— TASK BRIEF —
Will you write out all the entries below exactly?

— PROVIDED RECORDS —
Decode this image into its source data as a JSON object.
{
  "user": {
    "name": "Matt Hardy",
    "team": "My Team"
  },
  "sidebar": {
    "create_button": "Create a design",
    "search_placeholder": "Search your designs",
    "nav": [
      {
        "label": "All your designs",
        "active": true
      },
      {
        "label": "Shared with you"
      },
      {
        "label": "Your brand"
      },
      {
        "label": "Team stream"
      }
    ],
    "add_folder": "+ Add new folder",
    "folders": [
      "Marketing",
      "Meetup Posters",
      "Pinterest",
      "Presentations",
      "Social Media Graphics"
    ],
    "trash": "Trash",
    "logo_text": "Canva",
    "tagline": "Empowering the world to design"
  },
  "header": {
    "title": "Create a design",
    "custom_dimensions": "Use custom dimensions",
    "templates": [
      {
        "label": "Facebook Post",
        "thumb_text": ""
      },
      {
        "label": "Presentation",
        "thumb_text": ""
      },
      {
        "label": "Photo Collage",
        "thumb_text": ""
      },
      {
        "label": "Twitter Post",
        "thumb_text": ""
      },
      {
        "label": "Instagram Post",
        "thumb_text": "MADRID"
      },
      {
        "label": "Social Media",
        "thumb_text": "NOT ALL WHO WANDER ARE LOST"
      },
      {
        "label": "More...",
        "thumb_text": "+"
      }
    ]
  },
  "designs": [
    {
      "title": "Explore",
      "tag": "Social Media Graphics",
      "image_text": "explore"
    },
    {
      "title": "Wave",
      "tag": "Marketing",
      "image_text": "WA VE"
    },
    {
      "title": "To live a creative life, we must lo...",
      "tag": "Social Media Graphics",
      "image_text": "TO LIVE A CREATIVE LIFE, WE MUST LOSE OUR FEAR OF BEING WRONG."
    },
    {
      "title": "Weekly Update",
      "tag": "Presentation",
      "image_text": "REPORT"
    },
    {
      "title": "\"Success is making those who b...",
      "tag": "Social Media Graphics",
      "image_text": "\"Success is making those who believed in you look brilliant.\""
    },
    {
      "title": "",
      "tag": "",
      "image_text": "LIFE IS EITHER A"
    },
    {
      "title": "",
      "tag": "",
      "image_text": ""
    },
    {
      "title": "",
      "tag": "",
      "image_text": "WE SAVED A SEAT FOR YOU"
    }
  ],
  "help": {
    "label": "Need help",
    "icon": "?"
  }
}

— SOLUTION FOR THIS PROBLEM —
Decode this image into its source data as a JSON object.
{
  "user": {
    "name": "Matt Hardy",
    "team": "My Team"
  },
  "sidebar": {
    "create_button": "Create a design",
    "search_placeholder": "Search your designs",
    "nav": [
      {
        "label": "All your designs",
        "active": true
      },
      {
        "label": "Shared with you"
      },
      {
        "label": "Your brand"
      },
      {
        "label": "Team stream"
      }
    ],
    "add_folder": "+ Add new folder",
    "folders": [
      "Marketing",
      "Meetup Posters",
      "Pinterest",
      "Presentations",
      "Social Media Graphics"
    ],
    "trash": "Trash",
    "logo_text": "Canva",
    "tagline": "Empowering the world to design"
  },
  "header": {
    "title": "Create a design",
    "custom_dimensions": "Use custom dimensions",
    "templates": [
      {
        "label": "Facebook Post",
        "thumb_text": ""
      },
      {
        "label": "Presentation",
        "thumb_text": ""
      },
      {
        "label": "Photo Collage",
        "thumb_text": ""
      },
      {
        "label": "Twitter Post",
        "thumb_text": ""
      },
      {
        "label": "Instagram Post",
        "thumb_text": "MADRID"
      },
      {
        "label": "Social Media",
        "thumb_text": "NOT ALL WHO WANDER ARE LOST"
      },
      {
        "label": "More...",
        "thumb_text": "+"
      }
    ]
  },
  "designs": [
    {
      "title": "Explore",
      "tag": "Social Media Graphics",
      "image_text": "explore"
    },
    {
      "title": "Wave",
      "tag": "Marketing",
      "image_text": "WA VE"
    },
    {
      "title": "To live a creative life, we must lo...",
      "tag": "Social Media Graphics",
      "image_text": "TO LIVE A CREATIVE LIFE, WE MUST LOSE OUR FEAR OF BEING WRONG."
    },
    {
      "title": "Weekly Update",
      "tag": "Presentation",
      "image_text": "REPORT"
    },
    {
      "title": "\"Success is making those who b...",
      "tag": "Social Media Graphics",
      "image_text": "\"Success is making those who believed in you look brilliant.\""
    },
    {
      "title": "",
      "tag": "",
      "image_text": "LIFE IS EITHER A"
    },
    {
      "title": "",
      "tag": "",
      "image_text": ""
    },
    {
      "title": "",
      "tag": "",
      "image_text": "WE SAVED A SEAT FOR YOU"
    }
  ],
  "help": {
    "label": "Need help",
    "icon": "?"
  }
}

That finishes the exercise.